Exercise => Each line below is to be written out once more, precisely as given.

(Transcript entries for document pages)
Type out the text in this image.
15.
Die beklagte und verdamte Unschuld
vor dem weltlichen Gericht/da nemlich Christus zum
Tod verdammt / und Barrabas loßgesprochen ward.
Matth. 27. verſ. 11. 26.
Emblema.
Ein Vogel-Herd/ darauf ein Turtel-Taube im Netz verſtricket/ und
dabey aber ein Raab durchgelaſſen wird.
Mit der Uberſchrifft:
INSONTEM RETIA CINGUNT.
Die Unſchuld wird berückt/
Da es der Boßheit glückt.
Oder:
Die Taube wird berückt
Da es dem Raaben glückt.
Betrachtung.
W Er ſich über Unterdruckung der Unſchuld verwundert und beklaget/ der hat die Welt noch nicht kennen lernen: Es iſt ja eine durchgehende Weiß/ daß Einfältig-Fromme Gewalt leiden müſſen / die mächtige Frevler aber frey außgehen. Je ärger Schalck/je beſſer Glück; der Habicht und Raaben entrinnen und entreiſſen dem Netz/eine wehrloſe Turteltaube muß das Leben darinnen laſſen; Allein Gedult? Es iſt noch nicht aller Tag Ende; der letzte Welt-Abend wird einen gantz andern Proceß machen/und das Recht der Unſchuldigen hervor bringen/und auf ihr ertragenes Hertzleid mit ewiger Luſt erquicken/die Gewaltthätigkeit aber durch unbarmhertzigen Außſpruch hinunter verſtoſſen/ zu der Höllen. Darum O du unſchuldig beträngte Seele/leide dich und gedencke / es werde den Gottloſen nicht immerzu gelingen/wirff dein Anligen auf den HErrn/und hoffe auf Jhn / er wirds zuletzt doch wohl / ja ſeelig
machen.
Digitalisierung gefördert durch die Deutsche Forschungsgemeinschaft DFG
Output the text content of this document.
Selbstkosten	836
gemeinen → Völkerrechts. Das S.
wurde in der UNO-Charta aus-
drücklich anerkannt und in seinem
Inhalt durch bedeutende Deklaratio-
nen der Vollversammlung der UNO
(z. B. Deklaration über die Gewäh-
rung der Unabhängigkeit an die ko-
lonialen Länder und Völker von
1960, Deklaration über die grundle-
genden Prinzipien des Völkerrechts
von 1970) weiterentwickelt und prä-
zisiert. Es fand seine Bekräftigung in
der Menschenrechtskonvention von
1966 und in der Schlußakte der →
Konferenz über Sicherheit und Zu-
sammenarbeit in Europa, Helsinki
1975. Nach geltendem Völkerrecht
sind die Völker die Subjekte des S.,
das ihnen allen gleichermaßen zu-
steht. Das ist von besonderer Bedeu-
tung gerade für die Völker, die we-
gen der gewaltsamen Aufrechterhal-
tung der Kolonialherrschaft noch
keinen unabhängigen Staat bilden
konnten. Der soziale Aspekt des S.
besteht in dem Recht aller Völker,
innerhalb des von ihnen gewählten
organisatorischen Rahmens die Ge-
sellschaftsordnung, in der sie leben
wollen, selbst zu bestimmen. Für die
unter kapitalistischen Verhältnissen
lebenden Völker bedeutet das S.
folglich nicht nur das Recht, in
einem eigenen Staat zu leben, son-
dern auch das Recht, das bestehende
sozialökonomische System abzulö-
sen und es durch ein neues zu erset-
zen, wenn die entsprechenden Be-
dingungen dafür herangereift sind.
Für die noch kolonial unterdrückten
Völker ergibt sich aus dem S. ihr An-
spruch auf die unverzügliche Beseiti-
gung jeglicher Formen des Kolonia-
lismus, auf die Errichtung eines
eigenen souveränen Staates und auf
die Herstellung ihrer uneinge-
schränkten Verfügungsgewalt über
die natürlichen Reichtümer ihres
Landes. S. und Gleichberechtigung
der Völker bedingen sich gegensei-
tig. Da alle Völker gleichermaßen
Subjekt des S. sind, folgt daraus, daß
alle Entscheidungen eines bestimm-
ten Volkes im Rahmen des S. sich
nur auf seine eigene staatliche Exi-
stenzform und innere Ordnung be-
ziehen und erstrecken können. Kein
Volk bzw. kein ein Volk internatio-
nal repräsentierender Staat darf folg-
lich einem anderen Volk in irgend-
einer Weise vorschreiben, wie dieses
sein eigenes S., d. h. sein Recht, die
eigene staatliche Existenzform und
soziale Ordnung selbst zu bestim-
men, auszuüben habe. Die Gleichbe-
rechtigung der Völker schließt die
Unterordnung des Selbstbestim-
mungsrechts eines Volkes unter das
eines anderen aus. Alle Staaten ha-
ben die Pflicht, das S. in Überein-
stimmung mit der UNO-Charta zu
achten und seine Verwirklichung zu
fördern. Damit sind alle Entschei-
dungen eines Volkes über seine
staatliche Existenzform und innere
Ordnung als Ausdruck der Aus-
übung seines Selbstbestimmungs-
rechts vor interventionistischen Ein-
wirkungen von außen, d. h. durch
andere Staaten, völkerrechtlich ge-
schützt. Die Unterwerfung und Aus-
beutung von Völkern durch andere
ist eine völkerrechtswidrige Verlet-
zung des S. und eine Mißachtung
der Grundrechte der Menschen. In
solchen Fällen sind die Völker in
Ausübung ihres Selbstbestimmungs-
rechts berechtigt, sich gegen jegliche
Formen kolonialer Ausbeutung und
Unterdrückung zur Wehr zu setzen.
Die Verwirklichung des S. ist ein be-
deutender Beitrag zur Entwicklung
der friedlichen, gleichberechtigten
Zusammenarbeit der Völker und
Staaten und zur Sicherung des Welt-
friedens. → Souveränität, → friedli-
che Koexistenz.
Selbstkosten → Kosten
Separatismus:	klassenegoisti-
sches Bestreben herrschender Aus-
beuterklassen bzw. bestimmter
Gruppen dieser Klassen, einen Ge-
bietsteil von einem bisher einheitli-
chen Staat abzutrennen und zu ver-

Task answer =>
Type out the text in this image.
15.
Die beklagte und verdamte Unschuld
vor dem weltlichen Gericht/da nemlich Christus zum
Tod verdammt / und Barrabas loßgesprochen ward.
Matth. 27. verſ. 11. 26.
Emblema.
Ein Vogel-Herd/ darauf ein Turtel-Taube im Netz verſtricket/ und
dabey aber ein Raab durchgelaſſen wird.
Mit der Uberſchrifft:
INSONTEM RETIA CINGUNT.
Die Unſchuld wird berückt/
Da es der Boßheit glückt.
Oder:
Die Taube wird berückt
Da es dem Raaben glückt.
Betrachtung.
W Er ſich über Unterdruckung der Unſchuld verwundert und beklaget/ der hat die Welt noch nicht kennen lernen: Es iſt ja eine durchgehende Weiß/ daß Einfältig-Fromme Gewalt leiden müſſen / die mächtige Frevler aber frey außgehen. Je ärger Schalck/je beſſer Glück; der Habicht und Raaben entrinnen und entreiſſen dem Netz/eine wehrloſe Turteltaube muß das Leben darinnen laſſen; Allein Gedult? Es iſt noch nicht aller Tag Ende; der letzte Welt-Abend wird einen gantz andern Proceß machen/und das Recht der Unſchuldigen hervor bringen/und auf ihr ertragenes Hertzleid mit ewiger Luſt erquicken/die Gewaltthätigkeit aber durch unbarmhertzigen Außſpruch hinunter verſtoſſen/ zu der Höllen. Darum O du unſchuldig beträngte Seele/leide dich und gedencke / es werde den Gottloſen nicht immerzu gelingen/wirff dein Anligen auf den HErrn/und hoffe auf Jhn / er wirds zuletzt doch wohl / ja ſeelig
machen.
Digitalisierung gefördert durch die Deutsche Forschungsgemeinschaft DFG
Output the text content of this document.
Selbstkosten	836
gemeinen → Völkerrechts. Das S.
wurde in der UNO-Charta aus-
drücklich anerkannt und in seinem
Inhalt durch bedeutende Deklaratio-
nen der Vollversammlung der UNO
(z. B. Deklaration über die Gewäh-
rung der Unabhängigkeit an die ko-
lonialen Länder und Völker von
1960, Deklaration über die grundle-
genden Prinzipien des Völkerrechts
von 1970) weiterentwickelt und prä-
zisiert. Es fand seine Bekräftigung in
der Menschenrechtskonvention von
1966 und in der Schlußakte der →
Konferenz über Sicherheit und Zu-
sammenarbeit in Europa, Helsinki
1975. Nach geltendem Völkerrecht
sind die Völker die Subjekte des S.,
das ihnen allen gleichermaßen zu-
steht. Das ist von besonderer Bedeu-
tung gerade für die Völker, die we-
gen der gewaltsamen Aufrechterhal-
tung der Kolonialherrschaft noch
keinen unabhängigen Staat bilden
konnten. Der soziale Aspekt des S.
besteht in dem Recht aller Völker,
innerhalb des von ihnen gewählten
organisatorischen Rahmens die Ge-
sellschaftsordnung, in der sie leben
wollen, selbst zu bestimmen. Für die
unter kapitalistischen Verhältnissen
lebenden Völker bedeutet das S.
folglich nicht nur das Recht, in
einem eigenen Staat zu leben, son-
dern auch das Recht, das bestehende
sozialökonomische System abzulö-
sen und es durch ein neues zu erset-
zen, wenn die entsprechenden Be-
dingungen dafür herangereift sind.
Für die noch kolonial unterdrückten
Völker ergibt sich aus dem S. ihr An-
spruch auf die unverzügliche Beseiti-
gung jeglicher Formen des Kolonia-
lismus, auf die Errichtung eines
eigenen souveränen Staates und auf
die Herstellung ihrer uneinge-
schränkten Verfügungsgewalt über
die natürlichen Reichtümer ihres
Landes. S. und Gleichberechtigung
der Völker bedingen sich gegensei-
tig. Da alle Völker gleichermaßen
Subjekt des S. sind, folgt daraus, daß
alle Entscheidungen eines bestimm-
ten Volkes im Rahmen des S. sich
nur auf seine eigene staatliche Exi-
stenzform und innere Ordnung be-
ziehen und erstrecken können. Kein
Volk bzw. kein ein Volk internatio-
nal repräsentierender Staat darf folg-
lich einem anderen Volk in irgend-
einer Weise vorschreiben, wie dieses
sein eigenes S., d. h. sein Recht, die
eigene staatliche Existenzform und
soziale Ordnung selbst zu bestim-
men, auszuüben habe. Die Gleichbe-
rechtigung der Völker schließt die
Unterordnung des Selbstbestim-
mungsrechts eines Volkes unter das
eines anderen aus. Alle Staaten ha-
ben die Pflicht, das S. in Überein-
stimmung mit der UNO-Charta zu
achten und seine Verwirklichung zu
fördern. Damit sind alle Entschei-
dungen eines Volkes über seine
staatliche Existenzform und innere
Ordnung als Ausdruck der Aus-
übung seines Selbstbestimmungs-
rechts vor interventionistischen Ein-
wirkungen von außen, d. h. durch
andere Staaten, völkerrechtlich ge-
schützt. Die Unterwerfung und Aus-
beutung von Völkern durch andere
ist eine völkerrechtswidrige Verlet-
zung des S. und eine Mißachtung
der Grundrechte der Menschen. In
solchen Fällen sind die Völker in
Ausübung ihres Selbstbestimmungs-
rechts berechtigt, sich gegen jegliche
Formen kolonialer Ausbeutung und
Unterdrückung zur Wehr zu setzen.
Die Verwirklichung des S. ist ein be-
deutender Beitrag zur Entwicklung
der friedlichen, gleichberechtigten
Zusammenarbeit der Völker und
Staaten und zur Sicherung des Welt-
friedens. → Souveränität, → friedli-
che Koexistenz.
Selbstkosten → Kosten
Separatismus:	klassenegoisti-
sches Bestreben herrschender Aus-
beuterklassen bzw. bestimmter
Gruppen dieser Klassen, einen Ge-
bietsteil von einem bisher einheitli-
chen Staat abzutrennen und zu ver-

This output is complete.